(Figure record listings)

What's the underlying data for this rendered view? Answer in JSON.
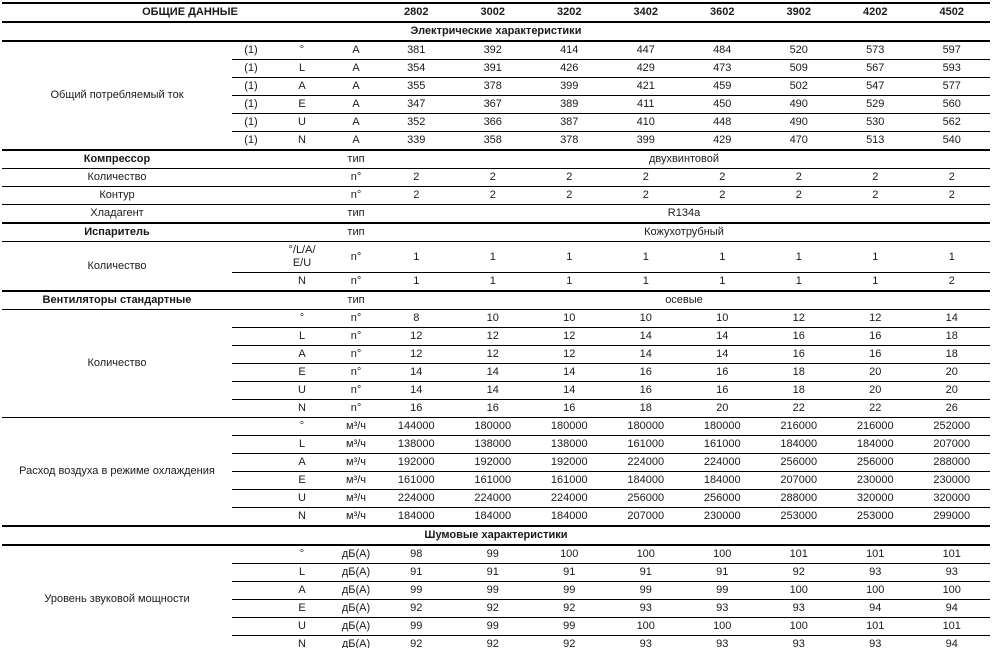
{
  "table": {
    "title": "ОБЩИЕ ДАННЫЕ",
    "models": [
      "2802",
      "3002",
      "3202",
      "3402",
      "3602",
      "3902",
      "4202",
      "4502"
    ],
    "rows": [
      {
        "type": "section",
        "label": "Электрические характеристики"
      },
      {
        "type": "group",
        "label": "Общий потребляемый ток",
        "subrows": [
          {
            "footnote": "(1)",
            "mode": [
              "°"
            ],
            "unit": "A",
            "values": [
              "381",
              "392",
              "414",
              "447",
              "484",
              "520",
              "573",
              "597"
            ]
          },
          {
            "footnote": "(1)",
            "mode": [
              "L"
            ],
            "unit": "A",
            "values": [
              "354",
              "391",
              "426",
              "429",
              "473",
              "509",
              "567",
              "593"
            ]
          },
          {
            "footnote": "(1)",
            "mode": [
              "A"
            ],
            "unit": "A",
            "values": [
              "355",
              "378",
              "399",
              "421",
              "459",
              "502",
              "547",
              "577"
            ]
          },
          {
            "footnote": "(1)",
            "mode": [
              "E"
            ],
            "unit": "A",
            "values": [
              "347",
              "367",
              "389",
              "411",
              "450",
              "490",
              "529",
              "560"
            ]
          },
          {
            "footnote": "(1)",
            "mode": [
              "U"
            ],
            "unit": "A",
            "values": [
              "352",
              "366",
              "387",
              "410",
              "448",
              "490",
              "530",
              "562"
            ]
          },
          {
            "footnote": "(1)",
            "mode": [
              "N"
            ],
            "unit": "A",
            "values": [
              "339",
              "358",
              "378",
              "399",
              "429",
              "470",
              "513",
              "540"
            ]
          }
        ]
      },
      {
        "type": "row",
        "label": "Компрессор",
        "bold": true,
        "unit": "тип",
        "span": "двухвинтовой"
      },
      {
        "type": "row",
        "label": "Количество",
        "unit": "n°",
        "values": [
          "2",
          "2",
          "2",
          "2",
          "2",
          "2",
          "2",
          "2"
        ]
      },
      {
        "type": "row",
        "label": "Контур",
        "unit": "n°",
        "values": [
          "2",
          "2",
          "2",
          "2",
          "2",
          "2",
          "2",
          "2"
        ]
      },
      {
        "type": "row",
        "label": "Хладагент",
        "unit": "тип",
        "span": "R134a"
      },
      {
        "type": "row",
        "label": "Испаритель",
        "bold": true,
        "unit": "тип",
        "span": "Кожухотрубный"
      },
      {
        "type": "group",
        "label": "Количество",
        "subrows": [
          {
            "mode": [
              "°/L/A/",
              "E/U"
            ],
            "unit": "n°",
            "values": [
              "1",
              "1",
              "1",
              "1",
              "1",
              "1",
              "1",
              "1"
            ]
          },
          {
            "mode": [
              "N"
            ],
            "unit": "n°",
            "values": [
              "1",
              "1",
              "1",
              "1",
              "1",
              "1",
              "1",
              "2"
            ]
          }
        ]
      },
      {
        "type": "row",
        "label": "Вентиляторы стандартные",
        "bold": true,
        "unit": "тип",
        "span": "осевые"
      },
      {
        "type": "group",
        "label": "Количество",
        "subrows": [
          {
            "mode": [
              "°"
            ],
            "unit": "n°",
            "values": [
              "8",
              "10",
              "10",
              "10",
              "10",
              "12",
              "12",
              "14"
            ]
          },
          {
            "mode": [
              "L"
            ],
            "unit": "n°",
            "values": [
              "12",
              "12",
              "12",
              "14",
              "14",
              "16",
              "16",
              "18"
            ]
          },
          {
            "mode": [
              "A"
            ],
            "unit": "n°",
            "values": [
              "12",
              "12",
              "12",
              "14",
              "14",
              "16",
              "16",
              "18"
            ]
          },
          {
            "mode": [
              "E"
            ],
            "unit": "n°",
            "values": [
              "14",
              "14",
              "14",
              "16",
              "16",
              "18",
              "20",
              "20"
            ]
          },
          {
            "mode": [
              "U"
            ],
            "unit": "n°",
            "values": [
              "14",
              "14",
              "14",
              "16",
              "16",
              "18",
              "20",
              "20"
            ]
          },
          {
            "mode": [
              "N"
            ],
            "unit": "n°",
            "values": [
              "16",
              "16",
              "16",
              "18",
              "20",
              "22",
              "22",
              "26"
            ]
          }
        ]
      },
      {
        "type": "group",
        "label": "Расход воздуха в режиме охлаждения",
        "subrows": [
          {
            "mode": [
              "°"
            ],
            "unit": "м³/ч",
            "values": [
              "144000",
              "180000",
              "180000",
              "180000",
              "180000",
              "216000",
              "216000",
              "252000"
            ]
          },
          {
            "mode": [
              "L"
            ],
            "unit": "м³/ч",
            "values": [
              "138000",
              "138000",
              "138000",
              "161000",
              "161000",
              "184000",
              "184000",
              "207000"
            ]
          },
          {
            "mode": [
              "A"
            ],
            "unit": "м³/ч",
            "values": [
              "192000",
              "192000",
              "192000",
              "224000",
              "224000",
              "256000",
              "256000",
              "288000"
            ]
          },
          {
            "mode": [
              "E"
            ],
            "unit": "м³/ч",
            "values": [
              "161000",
              "161000",
              "161000",
              "184000",
              "184000",
              "207000",
              "230000",
              "230000"
            ]
          },
          {
            "mode": [
              "U"
            ],
            "unit": "м³/ч",
            "values": [
              "224000",
              "224000",
              "224000",
              "256000",
              "256000",
              "288000",
              "320000",
              "320000"
            ]
          },
          {
            "mode": [
              "N"
            ],
            "unit": "м³/ч",
            "values": [
              "184000",
              "184000",
              "184000",
              "207000",
              "230000",
              "253000",
              "253000",
              "299000"
            ]
          }
        ]
      },
      {
        "type": "section",
        "label": "Шумовые характеристики"
      },
      {
        "type": "group",
        "label": "Уровень звуковой мощности",
        "subrows": [
          {
            "mode": [
              "°"
            ],
            "unit": "дБ(А)",
            "values": [
              "98",
              "99",
              "100",
              "100",
              "100",
              "101",
              "101",
              "101"
            ]
          },
          {
            "mode": [
              "L"
            ],
            "unit": "дБ(А)",
            "values": [
              "91",
              "91",
              "91",
              "91",
              "91",
              "92",
              "93",
              "93"
            ]
          },
          {
            "mode": [
              "A"
            ],
            "unit": "дБ(А)",
            "values": [
              "99",
              "99",
              "99",
              "99",
              "99",
              "100",
              "100",
              "100"
            ]
          },
          {
            "mode": [
              "E"
            ],
            "unit": "дБ(А)",
            "values": [
              "92",
              "92",
              "92",
              "93",
              "93",
              "93",
              "94",
              "94"
            ]
          },
          {
            "mode": [
              "U"
            ],
            "unit": "дБ(А)",
            "values": [
              "99",
              "99",
              "99",
              "100",
              "100",
              "100",
              "101",
              "101"
            ]
          },
          {
            "mode": [
              "N"
            ],
            "unit": "дБ(А)",
            "values": [
              "92",
              "92",
              "92",
              "93",
              "93",
              "93",
              "93",
              "94"
            ]
          }
        ]
      }
    ]
  }
}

■ **Your objective**
In the material above, find the lines that contain "характеристики" and show them.

■ **The completed task**
        "label": "Электрические характеристики"
        "label": "Шумовые характеристики"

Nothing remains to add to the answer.